• _TASK DESCRIPTION_
The answer should be one number: the count of lines in the listing below with "研究方向" in them.

• _EXERCISE MATERIAL_

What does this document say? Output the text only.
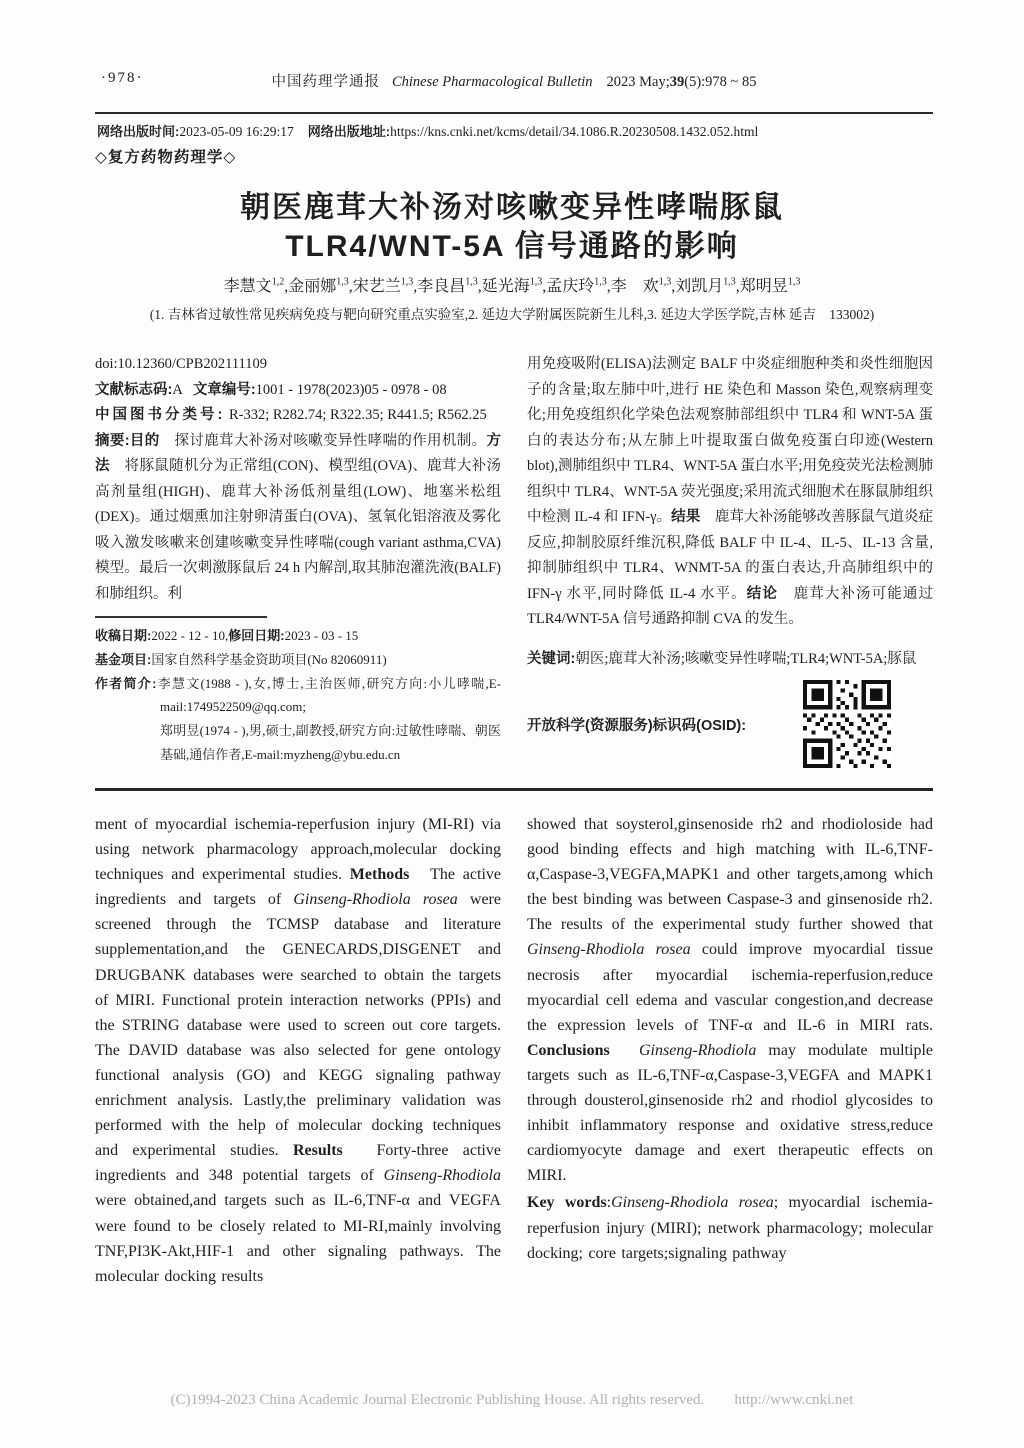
·978·	中国药理学通报 Chinese Pharmacological Bulletin 2023 May;39(5):978 ~ 85
网络出版时间:2023-05-09 16:29:17 网络出版地址:https://kns.cnki.net/kcms/detail/34.1086.R.20230508.1432.052.html
◇复方药物药理学◇
朝医鹿茸大补汤对咳嗽变异性哮喘豚鼠
TLR4/WNT-5A 信号通路的影响
李慧文$^{1,2}$,金丽娜$^{1,3}$,宋艺兰$^{1,3}$,李良昌$^{1,3}$,延光海$^{1,3}$,孟庆玲$^{1,3}$,李　欢$^{1,3}$,刘凯月$^{1,3}$,郑明昱$^{1,3}$
(1. 吉林省过敏性常见疾病免疫与靶向研究重点实验室,2. 延边大学附属医院新生儿科,3. 延边大学医学院,吉林 延吉　133002)

doi:10.12360/CPB202111109

文献标志码:A 文章编号:1001 - 1978(2023)05 - 0978 - 08

中国图书分类号: R-332; R282.74; R322.35; R441.5; R562.25

摘要:目的　探讨鹿茸大补汤对咳嗽变异性哮喘的作用机制。方法　将豚鼠随机分为正常组(CON)、模型组(OVA)、鹿茸大补汤高剂量组(HIGH)、鹿茸大补汤低剂量组(LOW)、地塞米松组(DEX)。通过烟熏加注射卵清蛋白(OVA)、氢氧化铝溶液及雾化吸入激发咳嗽来创建咳嗽变异性哮喘(cough variant asthma,CVA)模型。最后一次刺激豚鼠后 24 h 内解剖,取其肺泡灌洗液(BALF)和肺组织。利

收稿日期:2022 - 12 - 10,修回日期:2023 - 03 - 15

基金项目:国家自然科学基金资助项目(No 82060911)

作者简介:李慧文(1988 - ),女,博士,主治医师,研究方向:小儿哮喘,E-mail:1749522509@qq.com;

郑明昱(1974 - ),男,硕士,副教授,研究方向:过敏性哮喘、朝医基础,通信作者,E-mail:myzheng@ybu.edu.cn

用免疫吸附(ELISA)法测定 BALF 中炎症细胞种类和炎性细胞因子的含量;取左肺中叶,进行 HE 染色和 Masson 染色,观察病理变化;用免疫组织化学染色法观察肺部组织中 TLR4 和 WNT-5A 蛋白的表达分布;从左肺上叶提取蛋白做免疫蛋白印迹(Western blot),测肺组织中 TLR4、WNT-5A 蛋白水平;用免疫荧光法检测肺组织中 TLR4、WNT-5A 荧光强度;采用流式细胞术在豚鼠肺组织中检测 IL-4 和 IFN-γ。结果　鹿茸大补汤能够改善豚鼠气道炎症反应,抑制胶原纤维沉积,降低 BALF 中 IL-4、IL-5、IL-13 含量,抑制肺组织中 TLR4、WNMT-5A 的蛋白表达,升高肺组织中的 IFN-γ 水平,同时降低 IL-4 水平。结论　鹿茸大补汤可能通过 TLR4/WNT-5A 信号通路抑制 CVA 的发生。

关键词:朝医;鹿茸大补汤;咳嗽变异性哮喘;TLR4;WNT-5A;豚鼠

开放科学(资源服务)标识码(OSID):

ment of myocardial ischemia-reperfusion injury (MI-RI) via using network pharmacology approach,molecular docking techniques and experimental studies. Methods　The active ingredients and targets of Ginseng-Rhodiola rosea were screened through the TCMSP database and literature supplementation,and the GENECARDS,DISGENET and DRUGBANK databases were searched to obtain the targets of MIRI. Functional protein interaction networks (PPIs) and the STRING database were used to screen out core targets. The DAVID database was also selected for gene ontology functional analysis (GO) and KEGG signaling pathway enrichment analysis. Lastly,the preliminary validation was performed with the help of molecular docking techniques and experimental studies. Results　Forty-three active ingredients and 348 potential targets of Ginseng-Rhodiola were obtained,and targets such as IL-6,TNF-α and VEGFA were found to be closely related to MI-RI,mainly involving TNF,PI3K-Akt,HIF-1 and other signaling pathways. The molecular docking results

showed that soysterol,ginsenoside rh2 and rhodioloside had good binding effects and high matching with IL-6,TNF-α,Caspase-3,VEGFA,MAPK1 and other targets,among which the best binding was between Caspase-3 and ginsenoside rh2. The results of the experimental study further showed that Ginseng-Rhodiola rosea could improve myocardial tissue necrosis after myocardial ischemia-reperfusion,reduce myocardial cell edema and vascular congestion,and decrease the expression levels of TNF-α and IL-6 in MIRI rats. Conclusions　 Ginseng-Rhodiola may modulate multiple targets such as IL-6,TNF-α,Caspase-3,VEGFA and MAPK1 through dousterol,ginsenoside rh2 and rhodiol glycosides to inhibit inflammatory response and oxidative stress,reduce cardiomyocyte damage and exert therapeutic effects on MIRI.

Key words:Ginseng-Rhodiola rosea; myocardial ischemia-reperfusion injury (MIRI); network pharmacology; molecular docking; core targets;signaling pathway

(C)1994-2023 China Academic Journal Electronic Publishing House. All rights reserved. http://www.cnki.net
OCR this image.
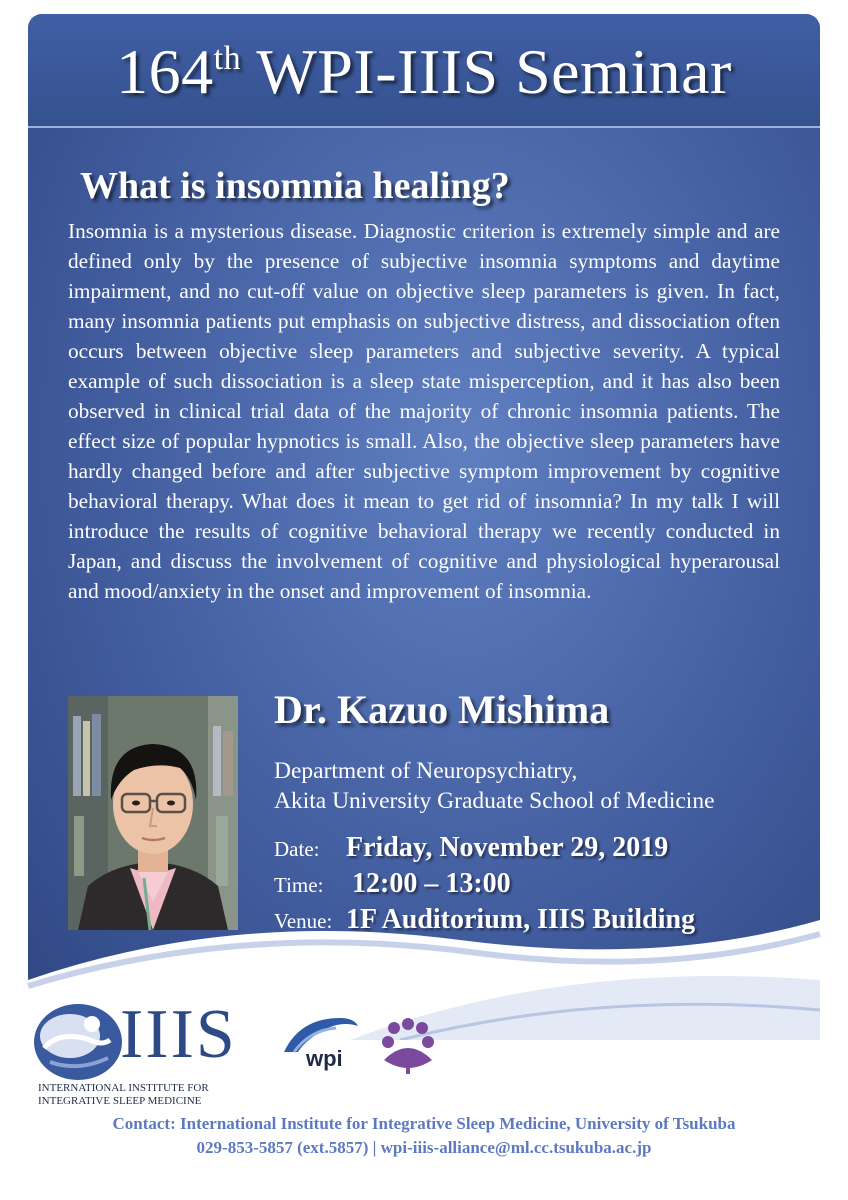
164th WPI-IIIS Seminar
What is insomnia healing?
Insomnia is a mysterious disease. Diagnostic criterion is extremely simple and are defined only by the presence of subjective insomnia symptoms and daytime impairment, and no cut-off value on objective sleep parameters is given. In fact, many insomnia patients put emphasis on subjective distress, and dissociation often occurs between objective sleep parameters and subjective severity. A typical example of such dissociation is a sleep state misperception, and it has also been observed in clinical trial data of the majority of chronic insomnia patients. The effect size of popular hypnotics is small. Also, the objective sleep parameters have hardly changed before and after subjective symptom improvement by cognitive behavioral therapy. What does it mean to get rid of insomnia? In my talk I will introduce the results of cognitive behavioral therapy we recently conducted in Japan, and discuss the involvement of cognitive and physiological hyperarousal and mood/anxiety in the onset and improvement of insomnia.
Dr. Kazuo Mishima
Department of Neuropsychiatry,
Akita University Graduate School of Medicine
Date: Friday, November 29, 2019
Time: 12:00 – 13:00
Venue: 1F Auditorium, IIIS Building
IIIS
INTERNATIONAL INSTITUTE FOR INTEGRATIVE SLEEP MEDICINE
wpi
Contact: International Institute for Integrative Sleep Medicine, University of Tsukuba
029-853-5857 (ext.5857) | wpi-iiis-alliance@ml.cc.tsukuba.ac.jp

• _YOUR RESPONSE_
2